**Task material**
>> START

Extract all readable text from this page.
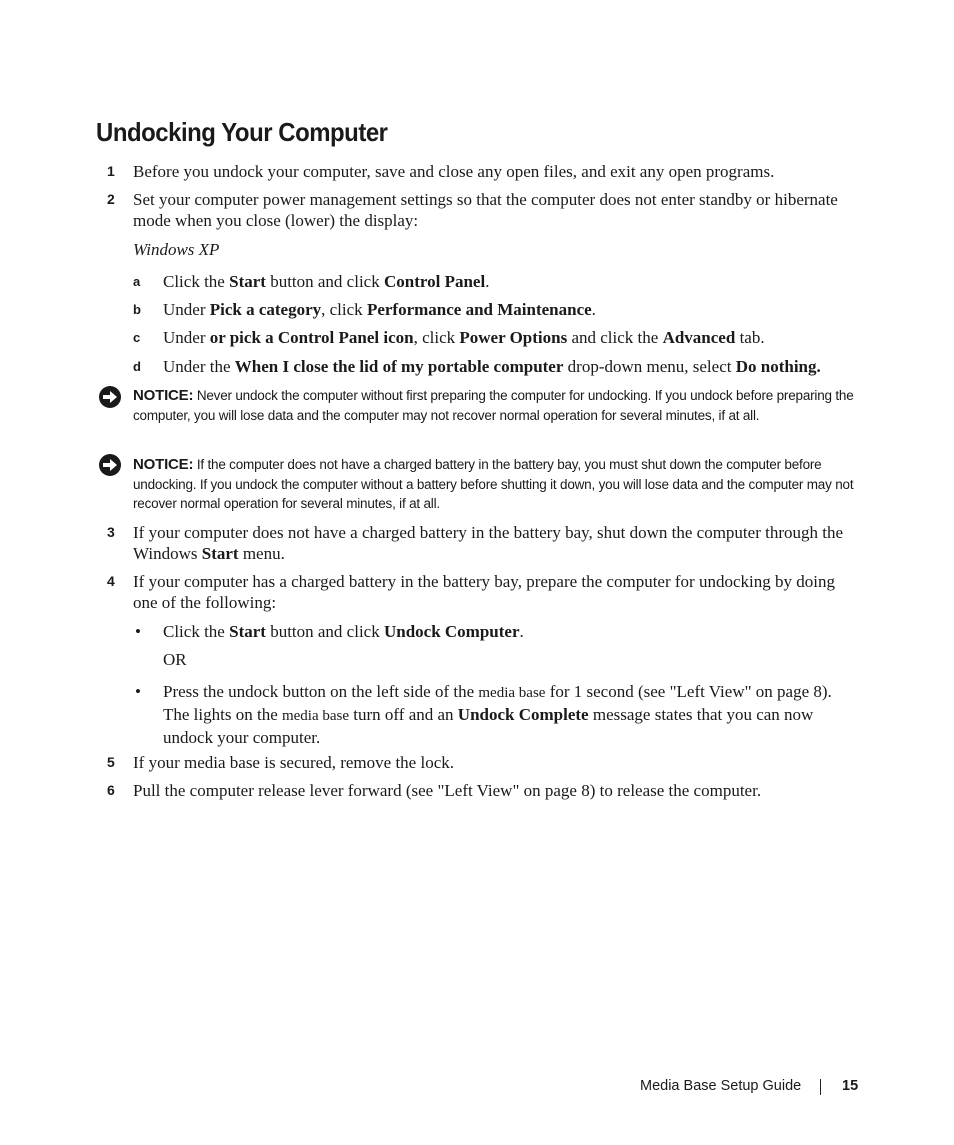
Undocking Your Computer
1 Before you undock your computer, save and close any open files, and exit any open programs.
2 Set your computer power management settings so that the computer does not enter standby or hibernate mode when you close (lower) the display:
Windows XP
a Click the Start button and click Control Panel.
b Under Pick a category, click Performance and Maintenance.
c Under or pick a Control Panel icon, click Power Options and click the Advanced tab.
d Under the When I close the lid of my portable computer drop-down menu, select Do nothing.
NOTICE: Never undock the computer without first preparing the computer for undocking. If you undock before preparing the computer, you will lose data and the computer may not recover normal operation for several minutes, if at all.
NOTICE: If the computer does not have a charged battery in the battery bay, you must shut down the computer before undocking. If you undock the computer without a battery before shutting it down, you will lose data and the computer may not recover normal operation for several minutes, if at all.
3 If your computer does not have a charged battery in the battery bay, shut down the computer through the Windows Start menu.
4 If your computer has a charged battery in the battery bay, prepare the computer for undocking by doing one of the following:
• Click the Start button and click Undock Computer.
OR
• Press the undock button on the left side of the media base for 1 second (see "Left View" on page 8). The lights on the media base turn off and an Undock Complete message states that you can now undock your computer.
5 If your media base is secured, remove the lock.
6 Pull the computer release lever forward (see "Left View" on page 8) to release the computer.
Media Base Setup Guide	15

>> END

**Goal**
Exactly reproduce the entries above, minus the pictures.

**Correct response**
Extract all readable text from this page.
Undocking Your Computer
1 Before you undock your computer, save and close any open files, and exit any open programs.
2 Set your computer power management settings so that the computer does not enter standby or hibernate mode when you close (lower) the display:
Windows XP
a Click the Start button and click Control Panel.
b Under Pick a category, click Performance and Maintenance.
c Under or pick a Control Panel icon, click Power Options and click the Advanced tab.
d Under the When I close the lid of my portable computer drop-down menu, select Do nothing.
NOTICE: Never undock the computer without first preparing the computer for undocking. If you undock before preparing the computer, you will lose data and the computer may not recover normal operation for several minutes, if at all.
NOTICE: If the computer does not have a charged battery in the battery bay, you must shut down the computer before undocking. If you undock the computer without a battery before shutting it down, you will lose data and the computer may not recover normal operation for several minutes, if at all.
3 If your computer does not have a charged battery in the battery bay, shut down the computer through the Windows Start menu.
4 If your computer has a charged battery in the battery bay, prepare the computer for undocking by doing one of the following:
• Click the Start button and click Undock Computer.
OR
• Press the undock button on the left side of the media base for 1 second (see "Left View" on page 8). The lights on the media base turn off and an Undock Complete message states that you can now undock your computer.
5 If your media base is secured, remove the lock.
6 Pull the computer release lever forward (see "Left View" on page 8) to release the computer.
Media Base Setup Guide	15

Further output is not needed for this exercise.